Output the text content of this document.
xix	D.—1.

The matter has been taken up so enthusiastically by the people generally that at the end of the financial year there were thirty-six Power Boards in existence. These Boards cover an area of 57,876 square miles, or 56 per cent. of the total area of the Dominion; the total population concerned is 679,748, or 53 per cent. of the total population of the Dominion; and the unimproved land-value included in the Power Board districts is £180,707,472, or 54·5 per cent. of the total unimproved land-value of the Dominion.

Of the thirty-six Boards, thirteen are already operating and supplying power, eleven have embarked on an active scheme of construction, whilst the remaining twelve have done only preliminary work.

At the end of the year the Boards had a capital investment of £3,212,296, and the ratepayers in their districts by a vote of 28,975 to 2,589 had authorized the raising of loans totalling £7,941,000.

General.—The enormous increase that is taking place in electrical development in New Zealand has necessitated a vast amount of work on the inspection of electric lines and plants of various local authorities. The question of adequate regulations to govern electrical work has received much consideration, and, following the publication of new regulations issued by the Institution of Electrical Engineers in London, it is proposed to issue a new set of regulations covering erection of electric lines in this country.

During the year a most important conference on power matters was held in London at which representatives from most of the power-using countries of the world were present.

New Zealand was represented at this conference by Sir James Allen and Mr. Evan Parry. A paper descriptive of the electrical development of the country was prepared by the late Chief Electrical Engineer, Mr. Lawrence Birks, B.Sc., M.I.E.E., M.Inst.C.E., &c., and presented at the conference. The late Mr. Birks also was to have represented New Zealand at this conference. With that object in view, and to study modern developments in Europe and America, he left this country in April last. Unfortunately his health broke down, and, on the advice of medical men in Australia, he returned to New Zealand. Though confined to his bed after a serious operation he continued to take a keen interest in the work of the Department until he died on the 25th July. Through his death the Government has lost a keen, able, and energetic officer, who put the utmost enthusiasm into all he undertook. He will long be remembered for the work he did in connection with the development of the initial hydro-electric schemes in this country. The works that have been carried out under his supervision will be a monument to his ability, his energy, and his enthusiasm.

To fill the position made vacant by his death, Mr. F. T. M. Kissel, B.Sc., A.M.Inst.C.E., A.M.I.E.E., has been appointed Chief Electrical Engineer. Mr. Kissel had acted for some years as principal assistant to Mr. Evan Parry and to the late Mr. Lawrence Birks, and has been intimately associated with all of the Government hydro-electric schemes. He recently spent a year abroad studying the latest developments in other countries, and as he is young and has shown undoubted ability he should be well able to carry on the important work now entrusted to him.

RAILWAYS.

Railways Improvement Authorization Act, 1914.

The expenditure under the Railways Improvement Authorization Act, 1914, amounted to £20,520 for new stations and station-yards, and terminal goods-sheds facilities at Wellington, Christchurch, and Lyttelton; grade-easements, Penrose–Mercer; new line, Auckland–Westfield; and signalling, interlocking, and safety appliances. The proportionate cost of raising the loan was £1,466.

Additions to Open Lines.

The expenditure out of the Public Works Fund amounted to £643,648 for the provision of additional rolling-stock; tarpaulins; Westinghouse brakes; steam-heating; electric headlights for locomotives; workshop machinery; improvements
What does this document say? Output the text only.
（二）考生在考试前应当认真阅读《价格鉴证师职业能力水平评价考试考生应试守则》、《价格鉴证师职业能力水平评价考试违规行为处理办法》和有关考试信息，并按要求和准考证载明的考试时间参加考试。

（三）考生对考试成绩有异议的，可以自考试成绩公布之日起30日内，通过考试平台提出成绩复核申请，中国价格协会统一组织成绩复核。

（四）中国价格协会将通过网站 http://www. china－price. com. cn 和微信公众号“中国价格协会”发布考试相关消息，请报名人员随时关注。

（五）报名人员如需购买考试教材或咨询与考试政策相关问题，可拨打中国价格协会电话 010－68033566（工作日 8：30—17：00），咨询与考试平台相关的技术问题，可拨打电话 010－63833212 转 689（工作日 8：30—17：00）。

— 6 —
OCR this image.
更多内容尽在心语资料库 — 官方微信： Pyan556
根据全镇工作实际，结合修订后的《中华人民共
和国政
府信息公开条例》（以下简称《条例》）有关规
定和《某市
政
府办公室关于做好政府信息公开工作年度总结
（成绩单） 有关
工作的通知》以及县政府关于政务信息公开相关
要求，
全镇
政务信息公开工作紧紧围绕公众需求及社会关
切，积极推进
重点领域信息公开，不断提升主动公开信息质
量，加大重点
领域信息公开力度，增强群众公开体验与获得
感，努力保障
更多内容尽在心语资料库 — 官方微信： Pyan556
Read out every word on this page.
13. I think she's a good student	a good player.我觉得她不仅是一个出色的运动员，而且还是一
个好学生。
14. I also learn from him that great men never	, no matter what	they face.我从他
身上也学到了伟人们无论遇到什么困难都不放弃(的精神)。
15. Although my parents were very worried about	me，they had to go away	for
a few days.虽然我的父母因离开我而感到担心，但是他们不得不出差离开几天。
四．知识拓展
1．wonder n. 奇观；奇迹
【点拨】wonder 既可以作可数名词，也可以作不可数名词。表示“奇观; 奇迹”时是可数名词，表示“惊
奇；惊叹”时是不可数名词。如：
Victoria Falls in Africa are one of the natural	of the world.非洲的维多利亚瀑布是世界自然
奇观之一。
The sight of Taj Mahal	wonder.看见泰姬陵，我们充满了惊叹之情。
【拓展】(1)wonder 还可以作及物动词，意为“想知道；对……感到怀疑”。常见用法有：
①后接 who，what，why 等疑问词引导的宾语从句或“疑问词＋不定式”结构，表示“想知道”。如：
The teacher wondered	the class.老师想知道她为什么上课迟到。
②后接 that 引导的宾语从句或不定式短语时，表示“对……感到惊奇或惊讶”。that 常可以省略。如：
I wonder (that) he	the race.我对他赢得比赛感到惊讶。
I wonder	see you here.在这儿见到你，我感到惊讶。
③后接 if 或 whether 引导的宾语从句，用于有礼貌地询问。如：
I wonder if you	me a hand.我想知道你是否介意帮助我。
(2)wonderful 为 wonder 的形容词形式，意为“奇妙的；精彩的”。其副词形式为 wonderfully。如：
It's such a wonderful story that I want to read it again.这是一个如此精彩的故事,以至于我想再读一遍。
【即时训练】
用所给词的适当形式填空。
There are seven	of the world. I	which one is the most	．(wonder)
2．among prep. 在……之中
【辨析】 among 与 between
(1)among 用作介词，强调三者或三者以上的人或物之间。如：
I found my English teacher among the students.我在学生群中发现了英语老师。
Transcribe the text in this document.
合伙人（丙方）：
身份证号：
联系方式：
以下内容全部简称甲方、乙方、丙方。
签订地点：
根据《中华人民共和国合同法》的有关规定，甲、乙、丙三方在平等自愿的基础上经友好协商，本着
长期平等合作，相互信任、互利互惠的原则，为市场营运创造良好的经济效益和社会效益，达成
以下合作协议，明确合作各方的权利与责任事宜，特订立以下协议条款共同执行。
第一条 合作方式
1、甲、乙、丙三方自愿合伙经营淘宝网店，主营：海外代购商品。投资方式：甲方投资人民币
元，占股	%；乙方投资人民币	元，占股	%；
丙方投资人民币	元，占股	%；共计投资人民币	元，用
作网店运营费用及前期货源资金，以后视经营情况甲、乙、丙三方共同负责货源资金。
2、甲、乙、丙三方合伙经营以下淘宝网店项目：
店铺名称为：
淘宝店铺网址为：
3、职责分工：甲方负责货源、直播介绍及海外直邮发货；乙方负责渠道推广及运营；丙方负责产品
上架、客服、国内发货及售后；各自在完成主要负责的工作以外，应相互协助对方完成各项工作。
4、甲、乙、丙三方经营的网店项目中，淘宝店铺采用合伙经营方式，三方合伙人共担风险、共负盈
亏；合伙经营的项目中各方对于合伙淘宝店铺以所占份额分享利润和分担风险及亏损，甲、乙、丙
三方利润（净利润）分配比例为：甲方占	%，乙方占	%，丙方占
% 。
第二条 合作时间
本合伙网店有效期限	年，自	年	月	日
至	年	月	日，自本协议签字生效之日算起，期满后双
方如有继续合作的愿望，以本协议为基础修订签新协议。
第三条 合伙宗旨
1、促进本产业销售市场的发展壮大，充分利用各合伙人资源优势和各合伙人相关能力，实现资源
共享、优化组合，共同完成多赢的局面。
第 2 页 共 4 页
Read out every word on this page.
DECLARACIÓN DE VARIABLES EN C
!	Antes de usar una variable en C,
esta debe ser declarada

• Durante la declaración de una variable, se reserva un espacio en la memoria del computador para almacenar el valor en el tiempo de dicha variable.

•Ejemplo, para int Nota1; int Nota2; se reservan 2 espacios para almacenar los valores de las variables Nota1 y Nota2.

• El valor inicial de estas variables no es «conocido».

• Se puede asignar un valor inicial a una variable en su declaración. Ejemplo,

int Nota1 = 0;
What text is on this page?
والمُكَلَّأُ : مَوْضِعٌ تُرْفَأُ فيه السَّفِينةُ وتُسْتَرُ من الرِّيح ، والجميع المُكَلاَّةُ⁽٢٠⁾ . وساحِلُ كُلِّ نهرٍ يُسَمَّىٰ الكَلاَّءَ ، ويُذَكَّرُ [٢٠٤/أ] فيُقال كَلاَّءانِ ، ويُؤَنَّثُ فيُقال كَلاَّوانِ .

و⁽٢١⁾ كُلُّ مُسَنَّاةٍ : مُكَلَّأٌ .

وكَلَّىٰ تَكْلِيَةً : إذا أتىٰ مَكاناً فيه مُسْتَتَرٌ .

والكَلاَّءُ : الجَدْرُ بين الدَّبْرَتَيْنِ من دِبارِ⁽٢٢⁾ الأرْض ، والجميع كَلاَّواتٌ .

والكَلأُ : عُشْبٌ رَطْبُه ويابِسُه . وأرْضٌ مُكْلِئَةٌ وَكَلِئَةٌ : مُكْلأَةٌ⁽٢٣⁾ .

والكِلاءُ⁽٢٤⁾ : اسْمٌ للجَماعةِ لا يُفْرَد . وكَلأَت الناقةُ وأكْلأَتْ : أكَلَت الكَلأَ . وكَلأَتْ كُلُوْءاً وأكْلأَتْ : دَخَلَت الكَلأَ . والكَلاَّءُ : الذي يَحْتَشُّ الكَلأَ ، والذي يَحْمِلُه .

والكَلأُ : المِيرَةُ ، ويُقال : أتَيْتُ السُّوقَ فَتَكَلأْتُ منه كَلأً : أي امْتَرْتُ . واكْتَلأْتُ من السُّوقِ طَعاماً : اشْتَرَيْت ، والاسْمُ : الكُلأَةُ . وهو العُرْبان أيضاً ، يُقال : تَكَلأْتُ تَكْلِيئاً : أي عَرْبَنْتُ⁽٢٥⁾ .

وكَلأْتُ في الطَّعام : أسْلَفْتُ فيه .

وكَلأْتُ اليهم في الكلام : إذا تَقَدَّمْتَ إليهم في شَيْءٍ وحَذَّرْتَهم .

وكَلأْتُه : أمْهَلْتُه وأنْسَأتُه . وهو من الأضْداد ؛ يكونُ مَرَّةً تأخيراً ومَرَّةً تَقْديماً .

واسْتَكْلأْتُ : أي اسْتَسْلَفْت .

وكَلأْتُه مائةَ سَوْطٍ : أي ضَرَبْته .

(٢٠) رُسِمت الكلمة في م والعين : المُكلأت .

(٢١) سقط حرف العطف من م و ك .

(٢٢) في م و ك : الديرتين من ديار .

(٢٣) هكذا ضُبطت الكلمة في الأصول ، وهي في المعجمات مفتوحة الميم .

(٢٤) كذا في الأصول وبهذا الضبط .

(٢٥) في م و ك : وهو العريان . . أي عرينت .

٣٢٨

| THE PROBLEM |
Scan the entries above. Copy each line that has the string "districts".

| OUTPUT OF THE EXERCISE |
The matter has been taken up so enthusiastically by the people generally that at the end of the financial year there were thirty-six Power Boards in existence. These Boards cover an area of 57,876 square miles, or 56 per cent. of the total area of the Dominion; the total population concerned is 679,748, or 53 per cent. of the total population of the Dominion; and the unimproved land-value included in the Power Board districts is £180,707,472, or 54·5 per cent. of the total unimproved land-value of the Dominion.
At the end of the year the Boards had a capital investment of £3,212,296, and the ratepayers in their districts by a vote of 28,975 to 2,589 had authorized the raising of loans totalling £7,941,000.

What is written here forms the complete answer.